Source data >>
>> Start
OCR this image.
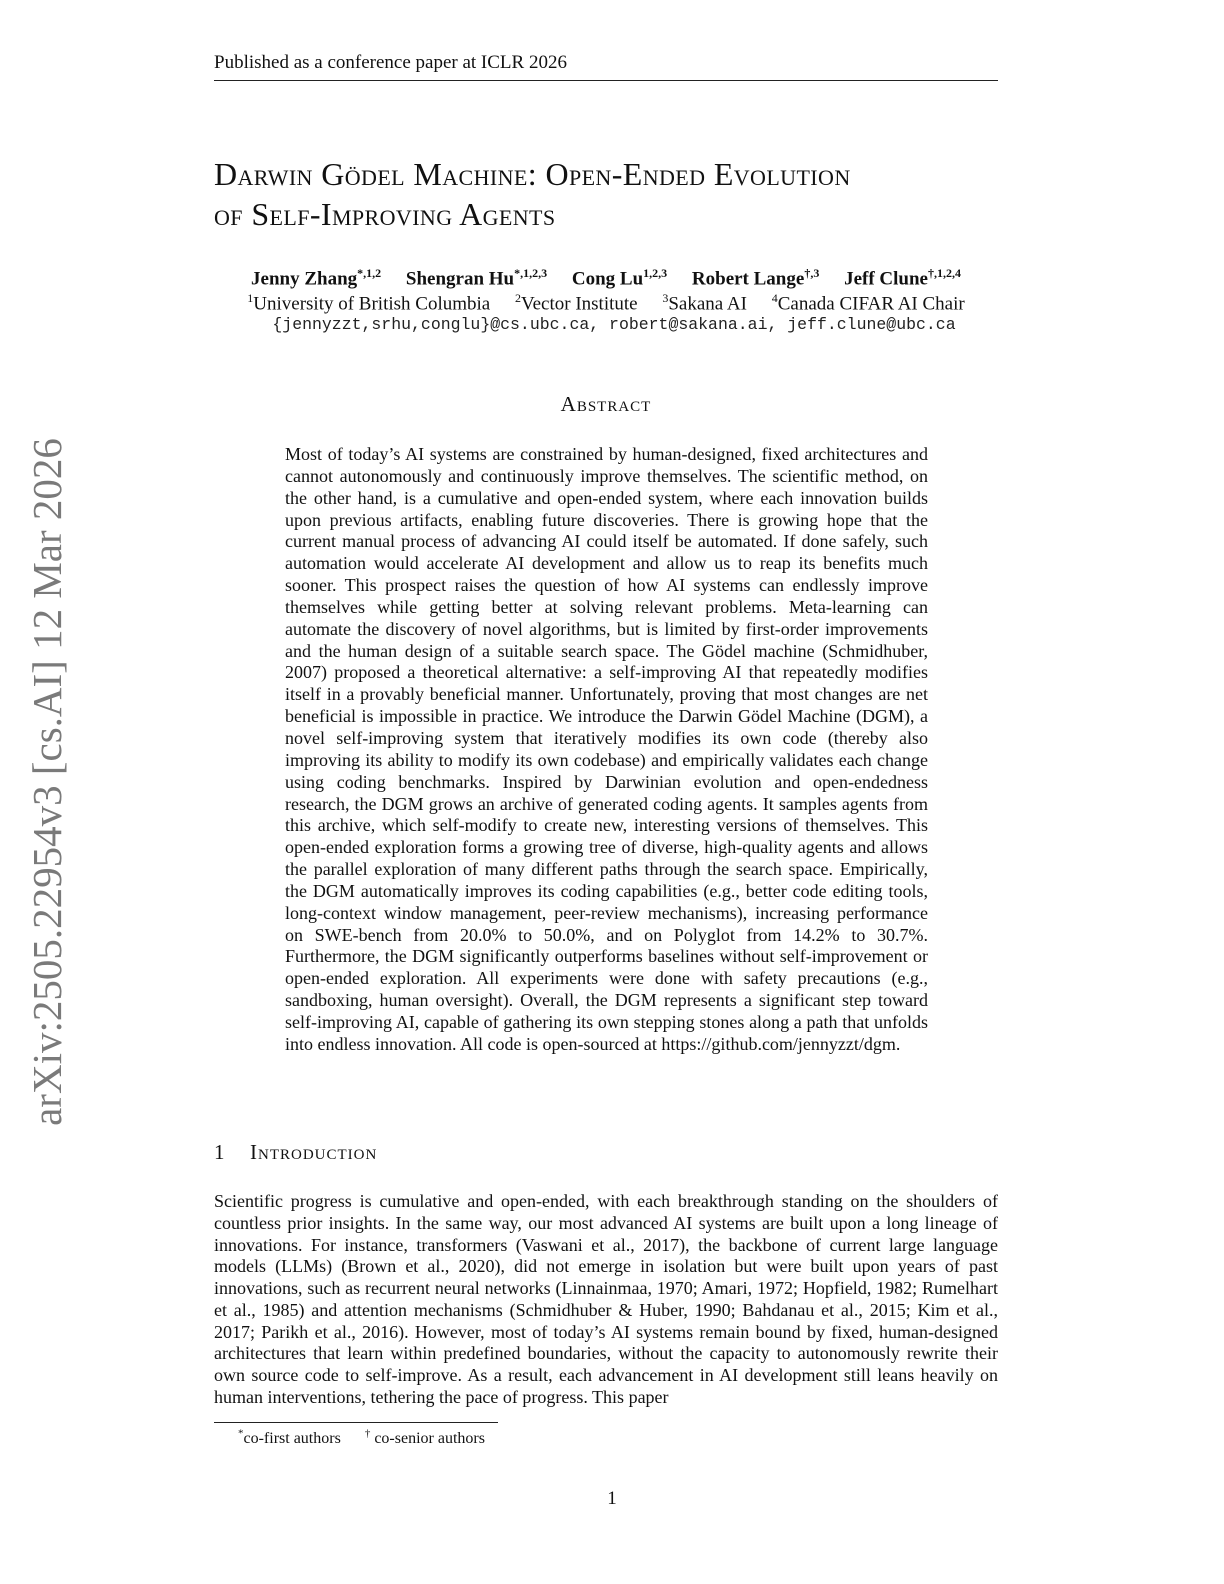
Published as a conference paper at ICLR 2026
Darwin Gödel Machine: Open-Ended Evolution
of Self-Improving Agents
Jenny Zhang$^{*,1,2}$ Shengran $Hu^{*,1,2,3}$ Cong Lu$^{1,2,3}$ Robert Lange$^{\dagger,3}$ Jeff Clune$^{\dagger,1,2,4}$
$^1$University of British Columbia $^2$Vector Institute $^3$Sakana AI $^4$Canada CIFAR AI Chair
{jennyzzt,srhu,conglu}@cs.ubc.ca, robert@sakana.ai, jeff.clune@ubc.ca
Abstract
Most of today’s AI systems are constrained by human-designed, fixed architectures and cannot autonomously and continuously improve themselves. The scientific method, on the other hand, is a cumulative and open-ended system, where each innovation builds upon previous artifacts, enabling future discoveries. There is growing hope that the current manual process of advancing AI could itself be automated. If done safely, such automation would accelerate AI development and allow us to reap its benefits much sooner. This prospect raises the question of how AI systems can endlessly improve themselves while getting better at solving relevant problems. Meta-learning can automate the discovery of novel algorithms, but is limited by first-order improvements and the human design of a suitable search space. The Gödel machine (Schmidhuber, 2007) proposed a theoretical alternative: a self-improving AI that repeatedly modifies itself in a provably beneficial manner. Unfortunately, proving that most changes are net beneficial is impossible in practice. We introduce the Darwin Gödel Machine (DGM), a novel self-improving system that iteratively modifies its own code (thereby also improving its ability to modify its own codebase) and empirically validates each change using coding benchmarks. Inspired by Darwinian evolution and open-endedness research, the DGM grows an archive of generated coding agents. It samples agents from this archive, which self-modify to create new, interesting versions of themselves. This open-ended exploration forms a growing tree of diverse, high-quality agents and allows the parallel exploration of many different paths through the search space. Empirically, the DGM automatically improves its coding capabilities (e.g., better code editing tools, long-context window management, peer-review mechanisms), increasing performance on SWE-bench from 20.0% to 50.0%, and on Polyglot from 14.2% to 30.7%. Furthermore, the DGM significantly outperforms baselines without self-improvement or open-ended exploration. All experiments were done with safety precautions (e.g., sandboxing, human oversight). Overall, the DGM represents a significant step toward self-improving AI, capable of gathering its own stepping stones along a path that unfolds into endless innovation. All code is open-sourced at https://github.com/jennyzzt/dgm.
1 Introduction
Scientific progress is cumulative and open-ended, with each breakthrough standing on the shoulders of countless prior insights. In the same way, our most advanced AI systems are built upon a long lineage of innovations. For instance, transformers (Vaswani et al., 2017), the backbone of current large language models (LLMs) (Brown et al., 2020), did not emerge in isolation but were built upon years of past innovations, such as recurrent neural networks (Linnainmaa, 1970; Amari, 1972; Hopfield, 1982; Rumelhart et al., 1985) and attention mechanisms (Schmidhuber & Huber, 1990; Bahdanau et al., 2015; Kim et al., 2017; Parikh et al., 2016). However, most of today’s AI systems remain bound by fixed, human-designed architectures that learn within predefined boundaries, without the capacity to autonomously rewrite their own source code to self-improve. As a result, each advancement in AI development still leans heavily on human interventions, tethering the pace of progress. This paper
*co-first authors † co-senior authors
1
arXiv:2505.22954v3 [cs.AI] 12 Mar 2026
>> End
>> Start
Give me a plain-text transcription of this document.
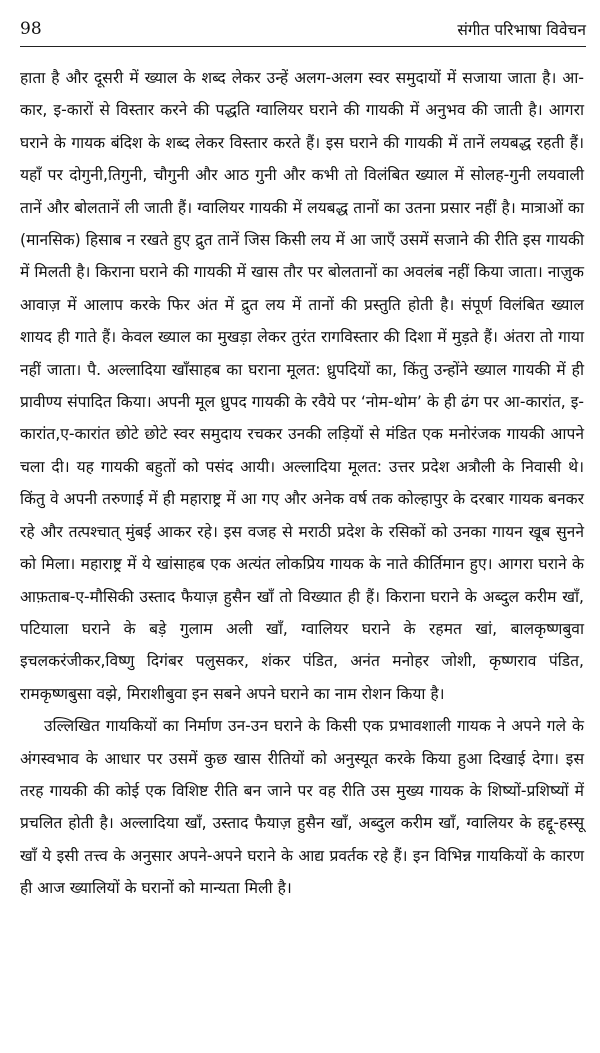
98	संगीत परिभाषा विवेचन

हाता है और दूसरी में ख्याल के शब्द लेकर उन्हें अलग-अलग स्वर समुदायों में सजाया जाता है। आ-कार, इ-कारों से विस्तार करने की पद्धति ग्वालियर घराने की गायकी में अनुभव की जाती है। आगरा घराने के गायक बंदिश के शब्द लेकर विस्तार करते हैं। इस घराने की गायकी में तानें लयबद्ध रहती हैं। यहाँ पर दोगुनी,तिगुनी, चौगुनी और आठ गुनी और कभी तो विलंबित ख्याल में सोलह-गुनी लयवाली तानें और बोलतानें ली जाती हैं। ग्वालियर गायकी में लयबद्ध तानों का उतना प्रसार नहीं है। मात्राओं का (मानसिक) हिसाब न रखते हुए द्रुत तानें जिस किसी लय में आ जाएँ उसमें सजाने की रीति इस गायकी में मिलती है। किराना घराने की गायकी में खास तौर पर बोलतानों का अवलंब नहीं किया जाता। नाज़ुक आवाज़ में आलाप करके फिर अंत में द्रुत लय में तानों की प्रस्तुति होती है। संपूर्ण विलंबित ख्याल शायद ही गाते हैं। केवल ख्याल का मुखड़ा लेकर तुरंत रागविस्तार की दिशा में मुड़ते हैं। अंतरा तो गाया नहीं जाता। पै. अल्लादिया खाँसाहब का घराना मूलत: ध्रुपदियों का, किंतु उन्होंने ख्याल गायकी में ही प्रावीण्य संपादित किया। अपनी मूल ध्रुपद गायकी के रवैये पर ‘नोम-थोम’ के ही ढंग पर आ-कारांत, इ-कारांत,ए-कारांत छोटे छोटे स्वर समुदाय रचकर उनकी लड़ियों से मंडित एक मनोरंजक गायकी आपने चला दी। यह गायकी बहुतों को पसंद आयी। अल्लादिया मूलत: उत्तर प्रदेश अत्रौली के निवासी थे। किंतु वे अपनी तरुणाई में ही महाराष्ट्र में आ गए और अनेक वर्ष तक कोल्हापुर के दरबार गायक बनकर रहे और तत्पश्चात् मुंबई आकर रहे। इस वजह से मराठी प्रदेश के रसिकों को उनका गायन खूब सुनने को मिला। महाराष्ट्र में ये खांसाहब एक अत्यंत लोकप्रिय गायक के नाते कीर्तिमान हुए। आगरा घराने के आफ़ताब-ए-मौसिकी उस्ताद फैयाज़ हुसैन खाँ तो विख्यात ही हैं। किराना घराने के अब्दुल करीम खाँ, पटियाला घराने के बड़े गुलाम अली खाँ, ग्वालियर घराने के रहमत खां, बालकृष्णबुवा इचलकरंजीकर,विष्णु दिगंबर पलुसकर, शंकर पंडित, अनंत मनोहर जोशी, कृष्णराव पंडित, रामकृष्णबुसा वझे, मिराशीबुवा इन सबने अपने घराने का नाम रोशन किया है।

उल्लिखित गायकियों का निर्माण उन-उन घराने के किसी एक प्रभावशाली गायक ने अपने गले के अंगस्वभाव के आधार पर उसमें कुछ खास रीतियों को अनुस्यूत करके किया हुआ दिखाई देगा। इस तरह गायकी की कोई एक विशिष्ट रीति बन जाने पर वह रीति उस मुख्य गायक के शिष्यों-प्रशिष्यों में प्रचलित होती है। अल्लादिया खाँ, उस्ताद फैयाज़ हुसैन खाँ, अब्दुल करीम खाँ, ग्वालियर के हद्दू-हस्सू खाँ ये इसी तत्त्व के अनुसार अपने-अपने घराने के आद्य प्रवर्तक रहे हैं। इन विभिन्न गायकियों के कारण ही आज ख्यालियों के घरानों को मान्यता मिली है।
>> End
Task directions >> Show each line holding the word "paper".

Answer to the exercise >>
Published as a conference paper at ICLR 2026
Scientific progress is cumulative and open-ended, with each breakthrough standing on the shoulders of countless prior insights. In the same way, our most advanced AI systems are built upon a long lineage of innovations. For instance, transformers (Vaswani et al., 2017), the backbone of current large language models (LLMs) (Brown et al., 2020), did not emerge in isolation but were built upon years of past innovations, such as recurrent neural networks (Linnainmaa, 1970; Amari, 1972; Hopfield, 1982; Rumelhart et al., 1985) and attention mechanisms (Schmidhuber & Huber, 1990; Bahdanau et al., 2015; Kim et al., 2017; Parikh et al., 2016). However, most of today’s AI systems remain bound by fixed, human-designed architectures that learn within predefined boundaries, without the capacity to autonomously rewrite their own source code to self-improve. As a result, each advancement in AI development still leans heavily on human interventions, tethering the pace of progress. This paper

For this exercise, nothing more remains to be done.